• [WHAT YOU HAVE TO DO]
Your task is to extract every entry that follows word for word while excluding the pictures.

## Start EXTRACTED INFORMATION

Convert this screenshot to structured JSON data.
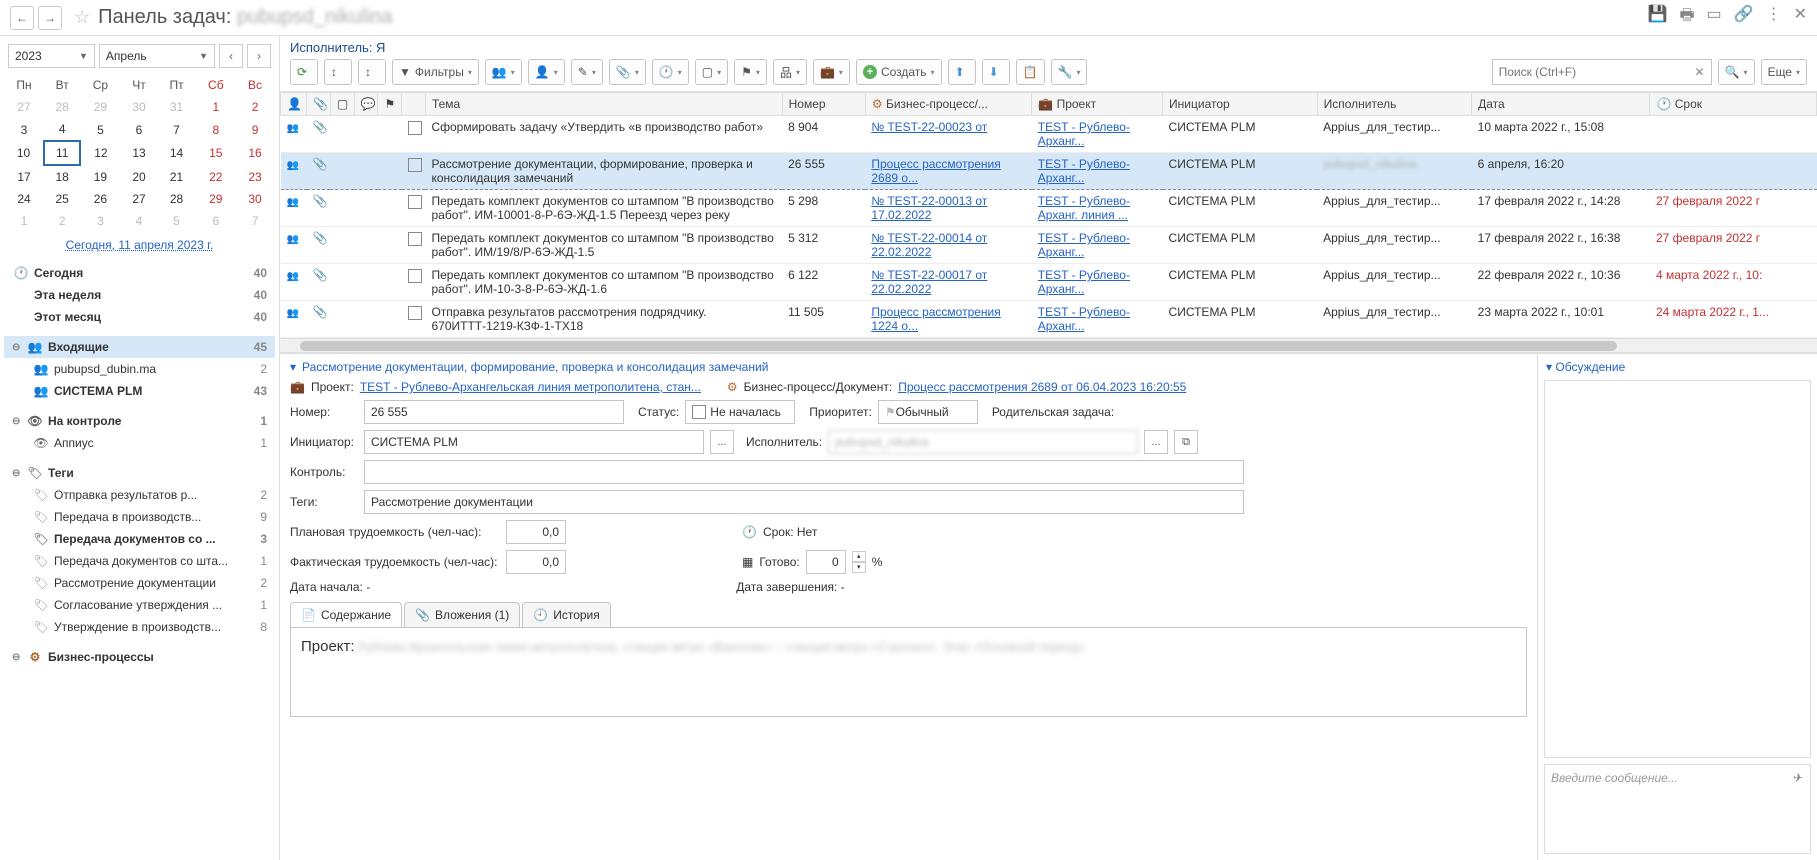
{
  "header": {
    "title_prefix": "Панель задач: ",
    "title_user": "pubupsd_nikulina"
  },
  "calendar": {
    "year": "2023",
    "month": "Апрель",
    "weekdays": [
      "Пн",
      "Вт",
      "Ср",
      "Чт",
      "Пт",
      "Сб",
      "Вс"
    ],
    "today_link": "Сегодня, 11 апреля 2023 г."
  },
  "side_quick": [
    {
      "label": "Сегодня",
      "count": "40"
    },
    {
      "label": "Эта неделя",
      "count": "40"
    },
    {
      "label": "Этот месяц",
      "count": "40"
    }
  ],
  "side_inbox": {
    "label": "Входящие",
    "count": "45"
  },
  "side_inbox_children": [
    {
      "label": "pubupsd_dubin.ma",
      "count": "2"
    },
    {
      "label": "СИСТЕМА PLM",
      "count": "43"
    }
  ],
  "side_control": {
    "label": "На контроле",
    "count": "1"
  },
  "side_control_children": [
    {
      "label": "Аппиус",
      "count": "1"
    }
  ],
  "side_tags_label": "Теги",
  "side_tags": [
    {
      "label": "Отправка результатов р...",
      "count": "2"
    },
    {
      "label": "Передача в производств...",
      "count": "9"
    },
    {
      "label": "Передача документов со ...",
      "count": "3"
    },
    {
      "label": "Передача документов со шта...",
      "count": "1"
    },
    {
      "label": "Рассмотрение документации",
      "count": "2"
    },
    {
      "label": "Согласование утверждения ...",
      "count": "1"
    },
    {
      "label": "Утверждение в производств...",
      "count": "8"
    }
  ],
  "side_bp_label": "Бизнес-процессы",
  "executor_label": "Исполнитель: Я",
  "toolbar": {
    "filters": "Фильтры",
    "create": "Создать",
    "more": "Еще",
    "search_placeholder": "Поиск (Ctrl+F)"
  },
  "table": {
    "headers": {
      "theme": "Тема",
      "number": "Номер",
      "bp": "Бизнес-процесс/...",
      "project": "Проект",
      "initiator": "Инициатор",
      "executor": "Исполнитель",
      "date": "Дата",
      "due": "Срок"
    },
    "rows": [
      {
        "theme": "Сформировать задачу «Утвердить «в производство работ»",
        "number": "8 904",
        "bp": "№ TEST-22-00023 от",
        "project": "TEST - Рублево-Арханг...",
        "initiator": "СИСТЕМА PLM",
        "executor": "Appius_для_тестир...",
        "date": "10 марта 2022 г., 15:08",
        "due": "",
        "overdue": false,
        "sel": false
      },
      {
        "theme": "Рассмотрение документации, формирование, проверка и консолидация замечаний",
        "number": "26 555",
        "bp": "Процесс рассмотрения 2689 о...",
        "project": "TEST - Рублево-Арханг...",
        "initiator": "СИСТЕМА PLM",
        "executor": "pubupsd_nikulina",
        "date": "6 апреля, 16:20",
        "due": "",
        "overdue": false,
        "sel": true,
        "exec_blur": true
      },
      {
        "theme": "Передать комплект документов со штампом \"В производство работ\". ИМ-10001-8-Р-6Э-ЖД-1.5 Переезд через реку",
        "number": "5 298",
        "bp": "№ TEST-22-00013 от 17.02.2022",
        "project": "TEST - Рублево-Арханг. линия ...",
        "initiator": "СИСТЕМА PLM",
        "executor": "Appius_для_тестир...",
        "date": "17 февраля 2022 г., 14:28",
        "due": "27 февраля 2022 г",
        "overdue": true,
        "sel": false
      },
      {
        "theme": "Передать комплект документов со штампом \"В производство работ\". ИМ/19/8/Р-6Э-ЖД-1.5",
        "number": "5 312",
        "bp": "№ TEST-22-00014 от 22.02.2022",
        "project": "TEST - Рублево-Арханг...",
        "initiator": "СИСТЕМА PLM",
        "executor": "Appius_для_тестир...",
        "date": "17 февраля 2022 г., 16:38",
        "due": "27 февраля 2022 г",
        "overdue": true,
        "sel": false
      },
      {
        "theme": "Передать комплект документов со штампом \"В производство работ\". ИМ-10-3-8-Р-6Э-ЖД-1.6",
        "number": "6 122",
        "bp": "№ TEST-22-00017 от 22.02.2022",
        "project": "TEST - Рублево-Арханг...",
        "initiator": "СИСТЕМА PLM",
        "executor": "Appius_для_тестир...",
        "date": "22 февраля 2022 г., 10:36",
        "due": "4 марта 2022 г., 10:",
        "overdue": true,
        "sel": false
      },
      {
        "theme": "Отправка результатов рассмотрения подрядчику. 670ИТТТ-1219-КЗФ-1-ТХ18",
        "number": "11 505",
        "bp": "Процесс рассмотрения 1224 о...",
        "project": "TEST - Рублево-Арханг...",
        "initiator": "СИСТЕМА PLM",
        "executor": "Appius_для_тестир...",
        "date": "23 марта 2022 г., 10:01",
        "due": "24 марта 2022 г., 1...",
        "overdue": true,
        "sel": false
      }
    ]
  },
  "detail": {
    "title": "Рассмотрение документации, формирование, проверка и консолидация замечаний",
    "project_label": "Проект:",
    "project_link": "TEST - Рублево-Архангельская линия метрополитена, стан...",
    "bp_label": "Бизнес-процесс/Документ:",
    "bp_link": "Процесс рассмотрения 2689 от 06.04.2023 16:20:55",
    "labels": {
      "number": "Номер:",
      "status": "Статус:",
      "priority": "Приоритет:",
      "parent": "Родительская задача:",
      "initiator": "Инициатор:",
      "executor": "Исполнитель:",
      "control": "Контроль:",
      "tags": "Теги:",
      "plan": "Плановая трудоемкость (чел-час):",
      "fact": "Фактическая трудоемкость (чел-час):",
      "due": "Срок: Нет",
      "ready": "Готово:",
      "start": "Дата начала: -",
      "end": "Дата завершения: -"
    },
    "number_val": "26 555",
    "status_val": "Не началась",
    "priority_val": "Обычный",
    "initiator_val": "СИСТЕМА PLM",
    "executor_val": "pubupsd_nikulina",
    "tags_val": "Рассмотрение документации",
    "plan_val": "0,0",
    "fact_val": "0,0",
    "ready_val": "0",
    "ready_suffix": "%",
    "tabs": {
      "content": "Содержание",
      "attach": "Вложения (1)",
      "history": "История"
    },
    "content_project_label": "Проект:",
    "discussion": "Обсуждение",
    "msg_placeholder": "Введите сообщение..."
  }
}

## End EXTRACTED INFORMATION

• [RIGHT ANSWER]
Convert this screenshot to structured JSON data.
{
  "header": {
    "title_prefix": "Панель задач: ",
    "title_user": "pubupsd_nikulina"
  },
  "calendar": {
    "year": "2023",
    "month": "Апрель",
    "weekdays": [
      "Пн",
      "Вт",
      "Ср",
      "Чт",
      "Пт",
      "Сб",
      "Вс"
    ],
    "today_link": "Сегодня, 11 апреля 2023 г."
  },
  "side_quick": [
    {
      "label": "Сегодня",
      "count": "40"
    },
    {
      "label": "Эта неделя",
      "count": "40"
    },
    {
      "label": "Этот месяц",
      "count": "40"
    }
  ],
  "side_inbox": {
    "label": "Входящие",
    "count": "45"
  },
  "side_inbox_children": [
    {
      "label": "pubupsd_dubin.ma",
      "count": "2"
    },
    {
      "label": "СИСТЕМА PLM",
      "count": "43"
    }
  ],
  "side_control": {
    "label": "На контроле",
    "count": "1"
  },
  "side_control_children": [
    {
      "label": "Аппиус",
      "count": "1"
    }
  ],
  "side_tags_label": "Теги",
  "side_tags": [
    {
      "label": "Отправка результатов р...",
      "count": "2"
    },
    {
      "label": "Передача в производств...",
      "count": "9"
    },
    {
      "label": "Передача документов со ...",
      "count": "3"
    },
    {
      "label": "Передача документов со шта...",
      "count": "1"
    },
    {
      "label": "Рассмотрение документации",
      "count": "2"
    },
    {
      "label": "Согласование утверждения ...",
      "count": "1"
    },
    {
      "label": "Утверждение в производств...",
      "count": "8"
    }
  ],
  "side_bp_label": "Бизнес-процессы",
  "executor_label": "Исполнитель: Я",
  "toolbar": {
    "filters": "Фильтры",
    "create": "Создать",
    "more": "Еще",
    "search_placeholder": "Поиск (Ctrl+F)"
  },
  "table": {
    "headers": {
      "theme": "Тема",
      "number": "Номер",
      "bp": "Бизнес-процесс/...",
      "project": "Проект",
      "initiator": "Инициатор",
      "executor": "Исполнитель",
      "date": "Дата",
      "due": "Срок"
    },
    "rows": [
      {
        "theme": "Сформировать задачу «Утвердить «в производство работ»",
        "number": "8 904",
        "bp": "№ TEST-22-00023 от",
        "project": "TEST - Рублево-Арханг...",
        "initiator": "СИСТЕМА PLM",
        "executor": "Appius_для_тестир...",
        "date": "10 марта 2022 г., 15:08",
        "due": "",
        "overdue": false,
        "sel": false
      },
      {
        "theme": "Рассмотрение документации, формирование, проверка и консолидация замечаний",
        "number": "26 555",
        "bp": "Процесс рассмотрения 2689 о...",
        "project": "TEST - Рублево-Арханг...",
        "initiator": "СИСТЕМА PLM",
        "executor": "pubupsd_nikulina",
        "date": "6 апреля, 16:20",
        "due": "",
        "overdue": false,
        "sel": true,
        "exec_blur": true
      },
      {
        "theme": "Передать комплект документов со штампом \"В производство работ\". ИМ-10001-8-Р-6Э-ЖД-1.5 Переезд через реку",
        "number": "5 298",
        "bp": "№ TEST-22-00013 от 17.02.2022",
        "project": "TEST - Рублево-Арханг. линия ...",
        "initiator": "СИСТЕМА PLM",
        "executor": "Appius_для_тестир...",
        "date": "17 февраля 2022 г., 14:28",
        "due": "27 февраля 2022 г",
        "overdue": true,
        "sel": false
      },
      {
        "theme": "Передать комплект документов со штампом \"В производство работ\". ИМ/19/8/Р-6Э-ЖД-1.5",
        "number": "5 312",
        "bp": "№ TEST-22-00014 от 22.02.2022",
        "project": "TEST - Рублево-Арханг...",
        "initiator": "СИСТЕМА PLM",
        "executor": "Appius_для_тестир...",
        "date": "17 февраля 2022 г., 16:38",
        "due": "27 февраля 2022 г",
        "overdue": true,
        "sel": false
      },
      {
        "theme": "Передать комплект документов со штампом \"В производство работ\". ИМ-10-3-8-Р-6Э-ЖД-1.6",
        "number": "6 122",
        "bp": "№ TEST-22-00017 от 22.02.2022",
        "project": "TEST - Рублево-Арханг...",
        "initiator": "СИСТЕМА PLM",
        "executor": "Appius_для_тестир...",
        "date": "22 февраля 2022 г., 10:36",
        "due": "4 марта 2022 г., 10:",
        "overdue": true,
        "sel": false
      },
      {
        "theme": "Отправка результатов рассмотрения подрядчику. 670ИТТТ-1219-КЗФ-1-ТХ18",
        "number": "11 505",
        "bp": "Процесс рассмотрения 1224 о...",
        "project": "TEST - Рублево-Арханг...",
        "initiator": "СИСТЕМА PLM",
        "executor": "Appius_для_тестир...",
        "date": "23 марта 2022 г., 10:01",
        "due": "24 марта 2022 г., 1...",
        "overdue": true,
        "sel": false
      }
    ]
  },
  "detail": {
    "title": "Рассмотрение документации, формирование, проверка и консолидация замечаний",
    "project_label": "Проект:",
    "project_link": "TEST - Рублево-Архангельская линия метрополитена, стан...",
    "bp_label": "Бизнес-процесс/Документ:",
    "bp_link": "Процесс рассмотрения 2689 от 06.04.2023 16:20:55",
    "labels": {
      "number": "Номер:",
      "status": "Статус:",
      "priority": "Приоритет:",
      "parent": "Родительская задача:",
      "initiator": "Инициатор:",
      "executor": "Исполнитель:",
      "control": "Контроль:",
      "tags": "Теги:",
      "plan": "Плановая трудоемкость (чел-час):",
      "fact": "Фактическая трудоемкость (чел-час):",
      "due": "Срок: Нет",
      "ready": "Готово:",
      "start": "Дата начала: -",
      "end": "Дата завершения: -"
    },
    "number_val": "26 555",
    "status_val": "Не началась",
    "priority_val": "Обычный",
    "initiator_val": "СИСТЕМА PLM",
    "executor_val": "pubupsd_nikulina",
    "tags_val": "Рассмотрение документации",
    "plan_val": "0,0",
    "fact_val": "0,0",
    "ready_val": "0",
    "ready_suffix": "%",
    "tabs": {
      "content": "Содержание",
      "attach": "Вложения (1)",
      "history": "История"
    },
    "content_project_label": "Проект:",
    "discussion": "Обсуждение",
    "msg_placeholder": "Введите сообщение..."
  }
}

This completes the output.